-- start of Task data --
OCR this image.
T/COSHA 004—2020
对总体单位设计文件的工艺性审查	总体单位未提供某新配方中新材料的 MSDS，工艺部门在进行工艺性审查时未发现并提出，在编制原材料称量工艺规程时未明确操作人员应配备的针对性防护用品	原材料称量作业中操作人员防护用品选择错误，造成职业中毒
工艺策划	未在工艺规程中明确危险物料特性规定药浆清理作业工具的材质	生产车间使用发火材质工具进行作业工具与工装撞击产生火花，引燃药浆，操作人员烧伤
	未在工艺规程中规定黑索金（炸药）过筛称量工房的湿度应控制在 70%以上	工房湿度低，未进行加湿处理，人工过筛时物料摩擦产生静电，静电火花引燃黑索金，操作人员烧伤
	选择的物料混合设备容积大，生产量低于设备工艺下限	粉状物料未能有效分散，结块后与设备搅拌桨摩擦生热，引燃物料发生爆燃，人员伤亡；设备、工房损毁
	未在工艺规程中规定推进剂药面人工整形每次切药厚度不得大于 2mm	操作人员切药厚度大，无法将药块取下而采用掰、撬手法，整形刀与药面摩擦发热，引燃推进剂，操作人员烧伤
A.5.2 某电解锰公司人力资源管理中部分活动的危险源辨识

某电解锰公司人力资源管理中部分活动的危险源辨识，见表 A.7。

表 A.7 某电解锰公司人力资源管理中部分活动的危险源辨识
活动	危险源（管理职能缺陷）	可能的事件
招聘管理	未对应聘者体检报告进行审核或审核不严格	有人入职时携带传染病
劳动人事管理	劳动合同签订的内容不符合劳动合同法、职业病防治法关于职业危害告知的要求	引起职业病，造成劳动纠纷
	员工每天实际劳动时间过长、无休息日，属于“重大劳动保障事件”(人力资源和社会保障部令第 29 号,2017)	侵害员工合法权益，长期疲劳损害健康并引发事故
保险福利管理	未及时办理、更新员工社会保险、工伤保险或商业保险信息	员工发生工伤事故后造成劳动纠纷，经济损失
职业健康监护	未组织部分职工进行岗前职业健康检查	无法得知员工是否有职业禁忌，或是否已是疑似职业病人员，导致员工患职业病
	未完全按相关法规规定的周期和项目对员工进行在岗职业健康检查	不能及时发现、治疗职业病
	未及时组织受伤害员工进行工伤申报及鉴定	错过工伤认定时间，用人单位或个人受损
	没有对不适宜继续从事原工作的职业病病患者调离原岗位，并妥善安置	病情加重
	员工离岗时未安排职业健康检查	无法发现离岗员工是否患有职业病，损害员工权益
-- end of Task data --
## What the task asks
Write out every entry word for word.

## The completed task
OCR this image.
T/COSHA 004—2020
对总体单位设计文件的工艺性审查	总体单位未提供某新配方中新材料的 MSDS，工艺部门在进行工艺性审查时未发现并提出，在编制原材料称量工艺规程时未明确操作人员应配备的针对性防护用品	原材料称量作业中操作人员防护用品选择错误，造成职业中毒
工艺策划	未在工艺规程中明确危险物料特性规定药浆清理作业工具的材质	生产车间使用发火材质工具进行作业工具与工装撞击产生火花，引燃药浆，操作人员烧伤
	未在工艺规程中规定黑索金（炸药）过筛称量工房的湿度应控制在 70%以上	工房湿度低，未进行加湿处理，人工过筛时物料摩擦产生静电，静电火花引燃黑索金，操作人员烧伤
	选择的物料混合设备容积大，生产量低于设备工艺下限	粉状物料未能有效分散，结块后与设备搅拌桨摩擦生热，引燃物料发生爆燃，人员伤亡；设备、工房损毁
	未在工艺规程中规定推进剂药面人工整形每次切药厚度不得大于 2mm	操作人员切药厚度大，无法将药块取下而采用掰、撬手法，整形刀与药面摩擦发热，引燃推进剂，操作人员烧伤
A.5.2 某电解锰公司人力资源管理中部分活动的危险源辨识

某电解锰公司人力资源管理中部分活动的危险源辨识，见表 A.7。

表 A.7 某电解锰公司人力资源管理中部分活动的危险源辨识
活动	危险源（管理职能缺陷）	可能的事件
招聘管理	未对应聘者体检报告进行审核或审核不严格	有人入职时携带传染病
劳动人事管理	劳动合同签订的内容不符合劳动合同法、职业病防治法关于职业危害告知的要求	引起职业病，造成劳动纠纷
	员工每天实际劳动时间过长、无休息日，属于“重大劳动保障事件”(人力资源和社会保障部令第 29 号,2017)	侵害员工合法权益，长期疲劳损害健康并引发事故
保险福利管理	未及时办理、更新员工社会保险、工伤保险或商业保险信息	员工发生工伤事故后造成劳动纠纷，经济损失
职业健康监护	未组织部分职工进行岗前职业健康检查	无法得知员工是否有职业禁忌，或是否已是疑似职业病人员，导致员工患职业病
	未完全按相关法规规定的周期和项目对员工进行在岗职业健康检查	不能及时发现、治疗职业病
	未及时组织受伤害员工进行工伤申报及鉴定	错过工伤认定时间，用人单位或个人受损
	没有对不适宜继续从事原工作的职业病病患者调离原岗位，并妥善安置	病情加重
	员工离岗时未安排职业健康检查	无法发现离岗员工是否患有职业病，损害员工权益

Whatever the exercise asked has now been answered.